• [READING PASSAGE]
◇ ◇ ◇ ◇

Looks like EventPipe got around this by having ResizeBuffer re-defined on top of the PAL:

#include "common.h"
#include <stdlib.h>
#include <string.h>
#ifndef TARGET_UNIX
#include <windef.h>
#include <crtdbg.h>
#else
#include "pal.h"
#endif //TARGET_UNIX
bool ResizeBuffer(BYTE *&buffer, size_t& size, size_t currLen, size_t newSize, bool &fixedBuffer)
{
newSize = (size_t)(newSize * 1.5);
_ASSERTE(newSize > size); // check for overflow
if (newSize < 32)
newSize = 32;
BYTE *newBuffer = new (nothrow) BYTE[newSize];
if (newBuffer == NULL)
return false;
memcpy(newBuffer, buffer, currLen);
if (!fixedBuffer)
delete[] buffer;
buffer = newBuffer;
size = newSize;
fixedBuffer = false;
return true;
}

@janvorli
Copy link
Member

janvorli commented Aug 6, 2021

Yes, I was talking about the one in the eventproviderhelpers.cpp. If you added a DeleteBuffer function there and called it instead of using the delete in the generated eventprovdotnetruntime.cpp, it would fix the issue. The way eventpipe did that would work as well, but it seems that the way I've suggested is kind of cleaner.

◇ ◇ ◇ ◇

• [EXTRACTED DATA]
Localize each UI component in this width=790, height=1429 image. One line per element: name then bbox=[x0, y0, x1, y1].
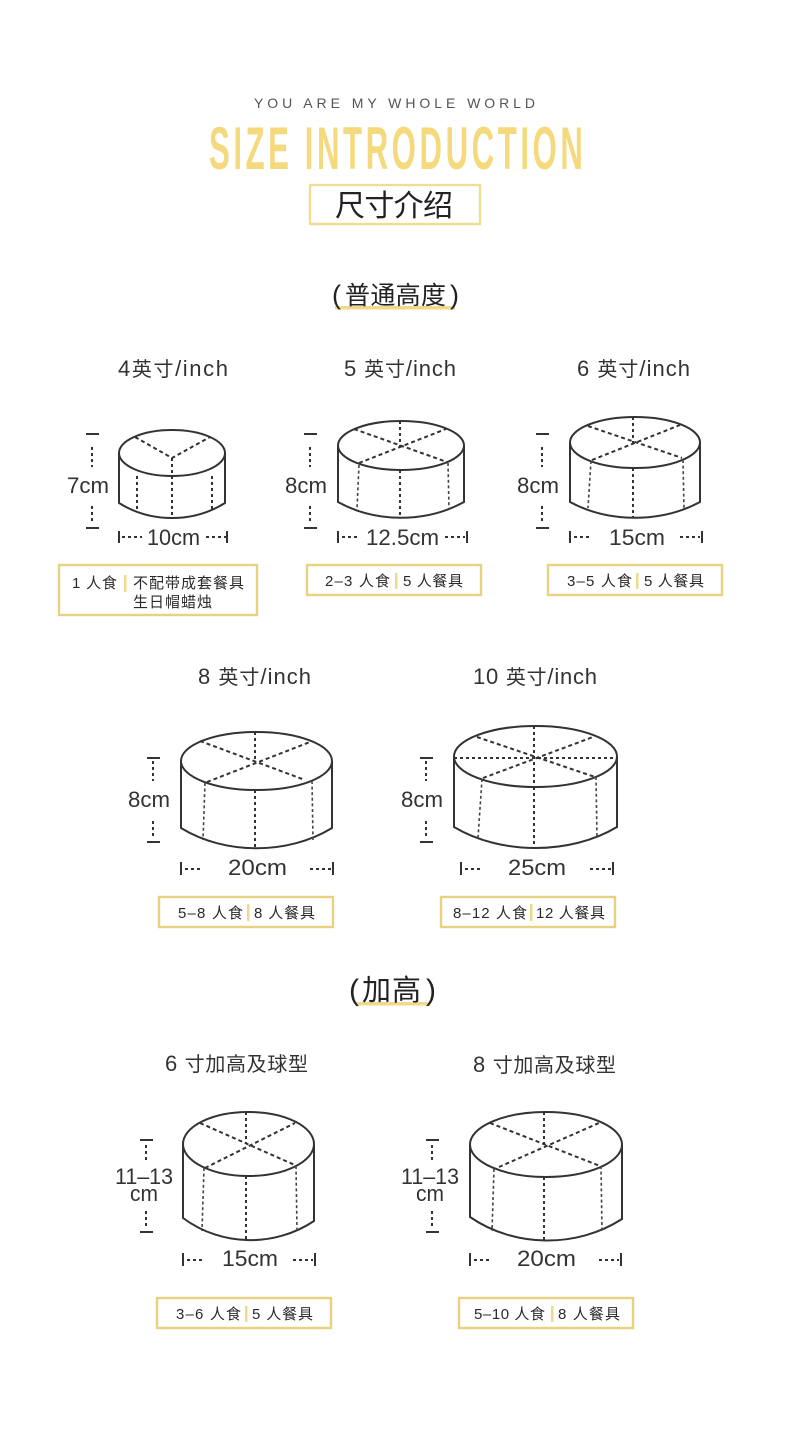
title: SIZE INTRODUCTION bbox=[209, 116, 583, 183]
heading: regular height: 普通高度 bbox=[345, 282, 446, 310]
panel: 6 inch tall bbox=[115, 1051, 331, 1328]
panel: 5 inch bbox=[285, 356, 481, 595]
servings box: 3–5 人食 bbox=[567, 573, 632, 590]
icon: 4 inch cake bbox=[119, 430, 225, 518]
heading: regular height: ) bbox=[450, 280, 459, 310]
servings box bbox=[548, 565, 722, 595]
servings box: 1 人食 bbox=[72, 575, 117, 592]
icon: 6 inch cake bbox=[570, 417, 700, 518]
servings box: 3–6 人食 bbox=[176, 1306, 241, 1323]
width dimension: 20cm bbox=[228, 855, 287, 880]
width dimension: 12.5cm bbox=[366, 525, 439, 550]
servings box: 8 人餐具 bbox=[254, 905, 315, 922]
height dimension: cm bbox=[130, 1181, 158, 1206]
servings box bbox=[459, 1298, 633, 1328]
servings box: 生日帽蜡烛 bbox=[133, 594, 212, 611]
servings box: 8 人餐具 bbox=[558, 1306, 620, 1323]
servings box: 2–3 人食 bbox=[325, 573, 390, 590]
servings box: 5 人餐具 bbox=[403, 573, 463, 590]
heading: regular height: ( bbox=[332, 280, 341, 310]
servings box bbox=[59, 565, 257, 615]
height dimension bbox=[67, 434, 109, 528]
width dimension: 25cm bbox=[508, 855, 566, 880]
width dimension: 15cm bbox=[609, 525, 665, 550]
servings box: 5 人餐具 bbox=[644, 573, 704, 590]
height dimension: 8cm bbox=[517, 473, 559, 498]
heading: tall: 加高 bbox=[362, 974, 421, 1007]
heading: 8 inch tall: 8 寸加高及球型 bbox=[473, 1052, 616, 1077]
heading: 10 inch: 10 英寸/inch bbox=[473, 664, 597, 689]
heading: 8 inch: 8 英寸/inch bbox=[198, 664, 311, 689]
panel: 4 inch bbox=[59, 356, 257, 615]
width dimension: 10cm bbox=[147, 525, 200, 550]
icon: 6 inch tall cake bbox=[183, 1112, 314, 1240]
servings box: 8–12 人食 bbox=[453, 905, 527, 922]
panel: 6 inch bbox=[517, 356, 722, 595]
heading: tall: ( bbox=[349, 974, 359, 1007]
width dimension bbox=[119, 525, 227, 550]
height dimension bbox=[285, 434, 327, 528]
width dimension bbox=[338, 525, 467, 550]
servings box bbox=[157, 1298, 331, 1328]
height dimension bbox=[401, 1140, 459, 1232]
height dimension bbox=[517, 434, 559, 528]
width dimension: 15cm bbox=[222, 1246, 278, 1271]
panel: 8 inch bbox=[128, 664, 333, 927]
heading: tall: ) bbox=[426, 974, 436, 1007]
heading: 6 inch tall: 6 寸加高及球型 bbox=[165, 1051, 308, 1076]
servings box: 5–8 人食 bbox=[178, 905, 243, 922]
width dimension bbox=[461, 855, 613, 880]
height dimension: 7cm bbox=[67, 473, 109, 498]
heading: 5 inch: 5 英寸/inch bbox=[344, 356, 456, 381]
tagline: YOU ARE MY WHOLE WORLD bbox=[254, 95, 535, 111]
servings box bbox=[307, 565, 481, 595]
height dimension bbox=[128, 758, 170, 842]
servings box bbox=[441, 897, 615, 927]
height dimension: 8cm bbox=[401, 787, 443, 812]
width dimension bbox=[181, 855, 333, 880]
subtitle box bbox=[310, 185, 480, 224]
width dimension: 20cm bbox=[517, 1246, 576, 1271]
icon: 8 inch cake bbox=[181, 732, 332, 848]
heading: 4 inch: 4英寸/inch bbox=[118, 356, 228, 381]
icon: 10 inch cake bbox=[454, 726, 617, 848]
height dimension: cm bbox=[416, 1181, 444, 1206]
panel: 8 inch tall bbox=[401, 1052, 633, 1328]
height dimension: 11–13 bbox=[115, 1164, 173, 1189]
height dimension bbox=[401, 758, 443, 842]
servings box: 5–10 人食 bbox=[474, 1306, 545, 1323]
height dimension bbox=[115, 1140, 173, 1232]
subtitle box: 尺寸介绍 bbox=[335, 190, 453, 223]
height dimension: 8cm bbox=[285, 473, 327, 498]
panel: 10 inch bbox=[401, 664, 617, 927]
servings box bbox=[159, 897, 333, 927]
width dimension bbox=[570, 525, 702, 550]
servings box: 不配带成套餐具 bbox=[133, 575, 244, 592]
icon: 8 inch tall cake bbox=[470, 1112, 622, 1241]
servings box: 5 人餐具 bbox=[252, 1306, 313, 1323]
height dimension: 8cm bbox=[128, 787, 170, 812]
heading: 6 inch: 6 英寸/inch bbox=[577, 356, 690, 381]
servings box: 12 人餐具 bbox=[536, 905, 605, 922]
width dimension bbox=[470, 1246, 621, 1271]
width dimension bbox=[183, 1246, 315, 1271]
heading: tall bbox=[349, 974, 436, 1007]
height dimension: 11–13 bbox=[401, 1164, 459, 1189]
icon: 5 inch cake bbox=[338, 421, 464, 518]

◇ ◇ ◇ ◇

• [EXERCISE INSTRUCTIONS]
A) From the ResizeBuffer discussion, retype the part that opens with the words containing "#endif //TARGET_UNIX" and closes with "(newSize < 32)".
B) Answer these questions about the ResizeBuffer discussion:
(i) By what factor does ResizeBuffer multiply newSize?
(ii) What is the smallest value newSize is allowed to take?
(iii) Which file holds the ResizeBuffer that janvorli says he was talking about?
C) Summarize the ResizeBuffer discussion in three sentences.

• [OUTPUTS]
A)
#endif //TARGET_UNIX
bool ResizeBuffer(BYTE *&buffer, size_t& size, size_t currLen, size_t newSize, bool &fixedBuffer)
{
newSize = (size_t)(newSize * 1.5);
_ASSERTE(newSize > size); // check for overflow
if (newSize < 32)

B)
(i) 1.5
(ii) 32
(iii) eventproviderhelpers.cpp

C) EventPipe got around the problem by re-defining ResizeBuffer on top of the PAL. That version grows the requested size by half, with a floor of 32, copies the existing data into a new buffer, and deletes the old buffer unless it is fixed. Janvorli suggests adding a DeleteBuffer function in eventproviderhelpers.cpp and calling it in place of the delete in the generated eventprovdotnetruntime.cpp, which he considers cleaner than the EventPipe approach, though both would work.